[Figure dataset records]
-=-=-

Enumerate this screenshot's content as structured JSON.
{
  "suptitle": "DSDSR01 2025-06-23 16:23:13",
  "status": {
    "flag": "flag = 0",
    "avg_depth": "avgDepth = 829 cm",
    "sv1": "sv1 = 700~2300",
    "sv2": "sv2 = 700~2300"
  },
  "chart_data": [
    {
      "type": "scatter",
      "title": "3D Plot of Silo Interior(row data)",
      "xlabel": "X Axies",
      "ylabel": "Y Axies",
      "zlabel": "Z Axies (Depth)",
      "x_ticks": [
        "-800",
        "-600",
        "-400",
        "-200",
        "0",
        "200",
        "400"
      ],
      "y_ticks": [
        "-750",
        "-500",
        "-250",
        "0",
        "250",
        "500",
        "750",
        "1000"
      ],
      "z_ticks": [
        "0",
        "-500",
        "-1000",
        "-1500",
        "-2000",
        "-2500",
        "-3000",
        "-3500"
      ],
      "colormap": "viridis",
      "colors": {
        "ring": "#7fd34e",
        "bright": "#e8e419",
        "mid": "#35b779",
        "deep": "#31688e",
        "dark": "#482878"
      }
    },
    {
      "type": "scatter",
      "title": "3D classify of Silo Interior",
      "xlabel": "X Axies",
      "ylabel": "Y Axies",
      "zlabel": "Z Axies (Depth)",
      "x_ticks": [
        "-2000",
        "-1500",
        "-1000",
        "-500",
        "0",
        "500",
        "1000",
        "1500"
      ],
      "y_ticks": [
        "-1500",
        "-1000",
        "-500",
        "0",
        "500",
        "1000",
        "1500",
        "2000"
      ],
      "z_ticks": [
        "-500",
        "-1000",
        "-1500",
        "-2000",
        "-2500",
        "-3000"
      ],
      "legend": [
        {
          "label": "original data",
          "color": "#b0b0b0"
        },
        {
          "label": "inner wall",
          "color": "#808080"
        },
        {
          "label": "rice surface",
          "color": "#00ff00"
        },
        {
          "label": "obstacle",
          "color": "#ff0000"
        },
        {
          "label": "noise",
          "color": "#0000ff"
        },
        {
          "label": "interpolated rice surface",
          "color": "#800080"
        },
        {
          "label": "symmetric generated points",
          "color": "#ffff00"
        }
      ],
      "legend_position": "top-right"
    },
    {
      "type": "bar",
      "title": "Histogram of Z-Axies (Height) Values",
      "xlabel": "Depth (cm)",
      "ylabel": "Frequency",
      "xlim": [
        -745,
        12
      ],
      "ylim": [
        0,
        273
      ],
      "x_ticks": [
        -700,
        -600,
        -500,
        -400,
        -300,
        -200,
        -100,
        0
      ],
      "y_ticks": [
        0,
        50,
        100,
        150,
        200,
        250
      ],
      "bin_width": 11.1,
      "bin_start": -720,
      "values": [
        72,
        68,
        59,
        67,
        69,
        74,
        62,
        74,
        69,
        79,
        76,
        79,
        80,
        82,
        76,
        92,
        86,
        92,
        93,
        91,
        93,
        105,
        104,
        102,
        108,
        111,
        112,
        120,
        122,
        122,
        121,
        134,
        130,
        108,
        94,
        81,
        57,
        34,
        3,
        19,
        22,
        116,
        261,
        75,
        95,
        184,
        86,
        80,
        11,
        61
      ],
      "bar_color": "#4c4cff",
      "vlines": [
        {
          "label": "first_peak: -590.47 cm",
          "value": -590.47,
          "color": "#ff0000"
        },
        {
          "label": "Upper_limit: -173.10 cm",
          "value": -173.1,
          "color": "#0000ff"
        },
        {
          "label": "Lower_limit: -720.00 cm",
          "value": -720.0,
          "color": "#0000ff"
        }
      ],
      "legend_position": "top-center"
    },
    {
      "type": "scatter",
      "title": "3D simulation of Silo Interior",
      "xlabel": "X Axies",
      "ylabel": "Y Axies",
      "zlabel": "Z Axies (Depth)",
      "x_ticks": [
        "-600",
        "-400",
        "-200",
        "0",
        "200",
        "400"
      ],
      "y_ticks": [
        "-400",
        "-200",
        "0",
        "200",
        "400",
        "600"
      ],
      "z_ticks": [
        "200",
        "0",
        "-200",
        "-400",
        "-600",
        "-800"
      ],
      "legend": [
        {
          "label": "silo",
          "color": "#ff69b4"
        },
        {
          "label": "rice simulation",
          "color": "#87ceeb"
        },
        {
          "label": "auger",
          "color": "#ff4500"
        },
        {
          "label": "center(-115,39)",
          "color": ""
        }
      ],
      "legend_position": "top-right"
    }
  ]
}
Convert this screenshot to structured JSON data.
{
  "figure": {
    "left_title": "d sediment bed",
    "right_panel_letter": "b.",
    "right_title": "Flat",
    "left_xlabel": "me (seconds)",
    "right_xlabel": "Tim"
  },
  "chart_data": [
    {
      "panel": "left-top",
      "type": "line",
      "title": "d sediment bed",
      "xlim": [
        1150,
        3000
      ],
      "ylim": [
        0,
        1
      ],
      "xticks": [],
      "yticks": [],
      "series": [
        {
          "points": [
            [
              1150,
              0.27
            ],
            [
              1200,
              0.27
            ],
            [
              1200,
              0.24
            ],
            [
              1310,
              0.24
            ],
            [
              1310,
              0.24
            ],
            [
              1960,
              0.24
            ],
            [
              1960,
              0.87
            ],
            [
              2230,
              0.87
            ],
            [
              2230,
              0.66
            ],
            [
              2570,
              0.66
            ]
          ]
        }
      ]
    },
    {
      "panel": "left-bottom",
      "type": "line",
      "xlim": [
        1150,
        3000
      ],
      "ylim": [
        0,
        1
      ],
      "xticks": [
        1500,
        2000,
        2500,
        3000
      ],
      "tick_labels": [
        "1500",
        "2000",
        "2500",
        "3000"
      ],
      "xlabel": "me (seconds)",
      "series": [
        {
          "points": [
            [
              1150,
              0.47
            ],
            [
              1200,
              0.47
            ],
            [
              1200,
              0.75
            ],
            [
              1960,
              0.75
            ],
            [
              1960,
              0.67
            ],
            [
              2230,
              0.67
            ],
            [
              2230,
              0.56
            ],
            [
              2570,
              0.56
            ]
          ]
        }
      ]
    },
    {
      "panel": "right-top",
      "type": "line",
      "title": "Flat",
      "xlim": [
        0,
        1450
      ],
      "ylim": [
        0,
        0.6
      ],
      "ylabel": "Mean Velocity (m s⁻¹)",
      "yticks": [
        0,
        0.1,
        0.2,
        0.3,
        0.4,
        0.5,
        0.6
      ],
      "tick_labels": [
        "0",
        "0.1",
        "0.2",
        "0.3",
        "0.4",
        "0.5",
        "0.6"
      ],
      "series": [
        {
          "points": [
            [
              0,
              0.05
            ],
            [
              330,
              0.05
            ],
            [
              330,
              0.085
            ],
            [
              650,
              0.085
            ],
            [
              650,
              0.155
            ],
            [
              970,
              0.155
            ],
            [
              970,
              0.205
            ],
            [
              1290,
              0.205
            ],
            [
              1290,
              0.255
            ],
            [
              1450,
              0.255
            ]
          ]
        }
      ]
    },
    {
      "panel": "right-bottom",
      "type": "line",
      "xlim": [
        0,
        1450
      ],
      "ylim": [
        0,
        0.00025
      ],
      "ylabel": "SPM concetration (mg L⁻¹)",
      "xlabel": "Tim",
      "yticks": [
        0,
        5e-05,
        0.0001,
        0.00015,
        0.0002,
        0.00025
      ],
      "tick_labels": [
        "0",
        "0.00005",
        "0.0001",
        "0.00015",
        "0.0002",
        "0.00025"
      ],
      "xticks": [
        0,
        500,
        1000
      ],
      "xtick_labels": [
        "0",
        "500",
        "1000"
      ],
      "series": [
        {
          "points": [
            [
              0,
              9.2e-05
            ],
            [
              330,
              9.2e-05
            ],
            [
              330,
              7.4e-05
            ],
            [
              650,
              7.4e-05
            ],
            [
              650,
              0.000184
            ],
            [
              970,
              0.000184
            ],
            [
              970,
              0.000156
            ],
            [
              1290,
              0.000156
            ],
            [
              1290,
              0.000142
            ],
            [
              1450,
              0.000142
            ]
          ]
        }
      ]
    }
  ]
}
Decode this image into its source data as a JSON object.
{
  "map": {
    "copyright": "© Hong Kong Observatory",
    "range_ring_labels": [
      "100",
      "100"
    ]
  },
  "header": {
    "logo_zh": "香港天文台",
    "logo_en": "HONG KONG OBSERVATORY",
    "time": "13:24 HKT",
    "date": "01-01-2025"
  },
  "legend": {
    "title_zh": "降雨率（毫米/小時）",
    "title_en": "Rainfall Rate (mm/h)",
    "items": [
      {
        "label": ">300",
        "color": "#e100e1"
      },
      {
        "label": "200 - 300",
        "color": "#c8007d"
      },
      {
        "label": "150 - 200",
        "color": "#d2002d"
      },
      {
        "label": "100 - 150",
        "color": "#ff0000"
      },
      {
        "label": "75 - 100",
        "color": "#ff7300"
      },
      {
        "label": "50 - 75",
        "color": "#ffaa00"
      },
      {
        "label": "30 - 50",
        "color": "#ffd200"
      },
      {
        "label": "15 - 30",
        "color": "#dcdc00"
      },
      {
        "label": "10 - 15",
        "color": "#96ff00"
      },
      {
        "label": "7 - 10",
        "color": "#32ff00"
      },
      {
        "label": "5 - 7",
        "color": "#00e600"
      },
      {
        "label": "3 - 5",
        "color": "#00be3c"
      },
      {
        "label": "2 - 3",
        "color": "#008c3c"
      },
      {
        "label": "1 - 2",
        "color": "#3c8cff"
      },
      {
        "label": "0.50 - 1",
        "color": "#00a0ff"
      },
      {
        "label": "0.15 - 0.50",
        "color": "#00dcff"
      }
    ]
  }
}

-=-=-

- SHORT TASK -
Of all the lines in the data above, state how many include "screenshot". Say only the number.

- COMPLETED TASK -
2